(Stored entries)
*-*-*
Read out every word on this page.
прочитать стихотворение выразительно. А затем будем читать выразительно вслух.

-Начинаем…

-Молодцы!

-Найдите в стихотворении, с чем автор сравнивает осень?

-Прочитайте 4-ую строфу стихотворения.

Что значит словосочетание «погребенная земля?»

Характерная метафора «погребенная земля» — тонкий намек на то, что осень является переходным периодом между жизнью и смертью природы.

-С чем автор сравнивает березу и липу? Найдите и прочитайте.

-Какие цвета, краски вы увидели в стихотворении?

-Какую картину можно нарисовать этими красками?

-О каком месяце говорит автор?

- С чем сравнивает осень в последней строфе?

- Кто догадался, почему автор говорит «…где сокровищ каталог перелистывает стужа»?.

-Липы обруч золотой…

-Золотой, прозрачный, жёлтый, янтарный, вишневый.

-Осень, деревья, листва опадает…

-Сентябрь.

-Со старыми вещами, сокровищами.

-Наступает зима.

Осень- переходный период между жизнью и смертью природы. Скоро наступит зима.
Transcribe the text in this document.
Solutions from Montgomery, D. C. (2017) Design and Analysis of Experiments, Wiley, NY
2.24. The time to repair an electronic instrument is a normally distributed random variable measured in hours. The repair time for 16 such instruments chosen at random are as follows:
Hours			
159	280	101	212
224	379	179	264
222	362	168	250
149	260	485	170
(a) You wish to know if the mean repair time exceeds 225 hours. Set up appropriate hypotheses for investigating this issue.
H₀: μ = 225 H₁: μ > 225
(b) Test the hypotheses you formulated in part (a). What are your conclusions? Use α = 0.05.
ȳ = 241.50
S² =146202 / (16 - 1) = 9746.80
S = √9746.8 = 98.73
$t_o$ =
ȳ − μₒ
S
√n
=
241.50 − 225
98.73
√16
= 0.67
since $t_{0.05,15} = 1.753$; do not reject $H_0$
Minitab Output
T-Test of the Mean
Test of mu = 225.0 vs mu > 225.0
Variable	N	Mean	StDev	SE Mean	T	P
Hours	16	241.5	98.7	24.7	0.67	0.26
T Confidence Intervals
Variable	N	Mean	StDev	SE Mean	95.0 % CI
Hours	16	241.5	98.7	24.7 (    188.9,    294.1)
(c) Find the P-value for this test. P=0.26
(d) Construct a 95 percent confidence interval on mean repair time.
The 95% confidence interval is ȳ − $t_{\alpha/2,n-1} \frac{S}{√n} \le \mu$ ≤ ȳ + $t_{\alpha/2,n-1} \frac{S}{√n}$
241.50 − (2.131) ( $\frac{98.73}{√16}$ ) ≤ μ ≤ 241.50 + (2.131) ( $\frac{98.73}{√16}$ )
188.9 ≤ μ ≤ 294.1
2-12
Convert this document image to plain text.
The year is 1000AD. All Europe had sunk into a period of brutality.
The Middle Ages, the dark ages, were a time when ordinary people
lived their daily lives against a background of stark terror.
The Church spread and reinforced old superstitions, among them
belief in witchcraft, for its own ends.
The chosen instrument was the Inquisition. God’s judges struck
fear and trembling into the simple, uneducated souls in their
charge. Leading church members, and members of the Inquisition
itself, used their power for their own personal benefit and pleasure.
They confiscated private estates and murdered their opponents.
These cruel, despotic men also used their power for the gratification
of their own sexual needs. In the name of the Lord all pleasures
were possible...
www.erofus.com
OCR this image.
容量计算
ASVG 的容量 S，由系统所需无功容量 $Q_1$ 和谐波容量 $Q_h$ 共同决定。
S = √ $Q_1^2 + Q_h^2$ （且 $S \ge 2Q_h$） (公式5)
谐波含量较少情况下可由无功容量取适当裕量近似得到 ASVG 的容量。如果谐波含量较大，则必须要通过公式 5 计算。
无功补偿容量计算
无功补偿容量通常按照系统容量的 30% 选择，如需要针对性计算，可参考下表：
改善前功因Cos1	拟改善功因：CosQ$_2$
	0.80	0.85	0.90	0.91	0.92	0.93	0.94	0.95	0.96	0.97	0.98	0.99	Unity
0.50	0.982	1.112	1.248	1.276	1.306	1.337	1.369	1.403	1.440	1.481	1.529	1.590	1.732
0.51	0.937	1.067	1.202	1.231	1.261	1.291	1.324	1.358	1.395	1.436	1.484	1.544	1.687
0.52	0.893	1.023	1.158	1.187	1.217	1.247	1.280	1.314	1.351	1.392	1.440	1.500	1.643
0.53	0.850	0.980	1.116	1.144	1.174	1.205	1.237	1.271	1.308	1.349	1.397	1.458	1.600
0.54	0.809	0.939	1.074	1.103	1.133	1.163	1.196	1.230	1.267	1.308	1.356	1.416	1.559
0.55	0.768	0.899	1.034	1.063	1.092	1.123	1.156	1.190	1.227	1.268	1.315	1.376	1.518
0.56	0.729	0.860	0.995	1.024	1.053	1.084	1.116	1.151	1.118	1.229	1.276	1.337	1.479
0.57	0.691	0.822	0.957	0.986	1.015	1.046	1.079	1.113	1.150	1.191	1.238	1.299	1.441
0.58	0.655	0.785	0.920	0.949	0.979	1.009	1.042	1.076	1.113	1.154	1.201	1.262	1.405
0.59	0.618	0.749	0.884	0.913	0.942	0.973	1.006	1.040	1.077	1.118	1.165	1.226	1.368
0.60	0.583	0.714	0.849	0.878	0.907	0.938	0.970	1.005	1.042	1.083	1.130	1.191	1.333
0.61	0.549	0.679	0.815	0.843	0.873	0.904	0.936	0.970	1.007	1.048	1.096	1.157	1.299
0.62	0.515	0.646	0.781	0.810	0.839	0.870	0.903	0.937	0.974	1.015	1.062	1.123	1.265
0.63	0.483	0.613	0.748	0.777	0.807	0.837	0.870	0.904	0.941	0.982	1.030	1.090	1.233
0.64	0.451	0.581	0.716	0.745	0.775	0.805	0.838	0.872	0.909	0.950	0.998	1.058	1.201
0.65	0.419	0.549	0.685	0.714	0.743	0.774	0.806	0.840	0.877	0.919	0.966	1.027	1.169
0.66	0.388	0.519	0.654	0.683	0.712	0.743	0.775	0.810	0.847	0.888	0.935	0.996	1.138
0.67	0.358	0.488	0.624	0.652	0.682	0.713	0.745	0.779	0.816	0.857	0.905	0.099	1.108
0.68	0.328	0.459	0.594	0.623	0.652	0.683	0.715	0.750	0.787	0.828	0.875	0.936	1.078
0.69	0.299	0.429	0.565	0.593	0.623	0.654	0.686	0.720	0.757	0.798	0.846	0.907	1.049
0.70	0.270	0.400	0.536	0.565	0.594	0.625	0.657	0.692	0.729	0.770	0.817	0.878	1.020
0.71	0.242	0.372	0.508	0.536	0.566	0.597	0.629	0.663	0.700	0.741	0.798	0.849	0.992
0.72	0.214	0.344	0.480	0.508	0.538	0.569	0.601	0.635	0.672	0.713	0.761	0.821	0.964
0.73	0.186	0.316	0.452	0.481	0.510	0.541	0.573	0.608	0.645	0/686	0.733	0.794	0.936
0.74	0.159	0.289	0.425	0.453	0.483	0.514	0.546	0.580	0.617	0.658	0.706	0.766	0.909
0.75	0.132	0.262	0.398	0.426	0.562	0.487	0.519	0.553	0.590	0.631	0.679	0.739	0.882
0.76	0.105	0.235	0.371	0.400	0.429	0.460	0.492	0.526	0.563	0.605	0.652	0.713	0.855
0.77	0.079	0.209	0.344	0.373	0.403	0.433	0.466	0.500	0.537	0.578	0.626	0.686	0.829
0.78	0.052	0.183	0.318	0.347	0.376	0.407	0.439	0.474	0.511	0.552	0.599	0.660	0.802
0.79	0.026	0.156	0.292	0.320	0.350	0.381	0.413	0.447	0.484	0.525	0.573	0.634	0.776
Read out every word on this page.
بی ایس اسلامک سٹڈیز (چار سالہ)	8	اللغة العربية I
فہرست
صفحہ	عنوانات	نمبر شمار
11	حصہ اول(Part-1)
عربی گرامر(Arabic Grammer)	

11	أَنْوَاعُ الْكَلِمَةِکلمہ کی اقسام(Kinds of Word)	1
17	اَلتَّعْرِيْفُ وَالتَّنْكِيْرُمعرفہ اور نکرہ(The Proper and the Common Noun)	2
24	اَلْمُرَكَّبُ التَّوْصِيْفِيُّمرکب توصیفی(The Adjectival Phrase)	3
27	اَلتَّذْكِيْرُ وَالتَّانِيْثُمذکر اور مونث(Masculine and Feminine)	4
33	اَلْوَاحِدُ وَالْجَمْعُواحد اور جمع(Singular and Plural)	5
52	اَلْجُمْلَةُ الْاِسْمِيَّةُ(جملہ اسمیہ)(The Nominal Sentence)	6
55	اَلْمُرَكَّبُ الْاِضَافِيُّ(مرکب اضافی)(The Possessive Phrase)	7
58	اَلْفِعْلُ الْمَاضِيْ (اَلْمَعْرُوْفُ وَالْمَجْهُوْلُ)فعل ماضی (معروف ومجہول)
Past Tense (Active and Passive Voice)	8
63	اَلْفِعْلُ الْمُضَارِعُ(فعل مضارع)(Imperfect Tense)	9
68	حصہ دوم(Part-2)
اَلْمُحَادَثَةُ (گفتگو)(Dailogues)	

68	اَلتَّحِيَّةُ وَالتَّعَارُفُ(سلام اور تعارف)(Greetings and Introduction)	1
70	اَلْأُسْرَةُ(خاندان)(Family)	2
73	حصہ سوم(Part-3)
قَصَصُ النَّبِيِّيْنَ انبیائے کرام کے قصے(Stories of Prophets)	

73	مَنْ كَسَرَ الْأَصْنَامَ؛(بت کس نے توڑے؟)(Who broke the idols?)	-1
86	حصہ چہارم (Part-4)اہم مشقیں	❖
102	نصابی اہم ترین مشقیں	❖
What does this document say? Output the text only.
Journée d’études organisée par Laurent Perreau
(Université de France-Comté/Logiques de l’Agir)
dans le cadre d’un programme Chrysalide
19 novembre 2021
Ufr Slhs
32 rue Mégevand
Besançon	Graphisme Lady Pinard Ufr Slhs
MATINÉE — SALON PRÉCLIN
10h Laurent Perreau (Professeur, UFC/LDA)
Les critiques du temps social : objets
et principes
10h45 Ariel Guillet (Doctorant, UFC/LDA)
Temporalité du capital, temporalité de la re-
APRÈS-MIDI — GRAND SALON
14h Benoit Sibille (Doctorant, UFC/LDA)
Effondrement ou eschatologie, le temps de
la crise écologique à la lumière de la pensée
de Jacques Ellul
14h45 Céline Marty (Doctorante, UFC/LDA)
*-*-*
WRITTEN REQUEST = Gather all lines with the string "природы" from the data.

WRITTEN SOLUTION =
Характерная метафора «погребенная земля» — тонкий намек на то, что осень является переходным периодом между жизнью и смертью природы.
Осень- переходный период между жизнью и смертью природы. Скоро наступит зима.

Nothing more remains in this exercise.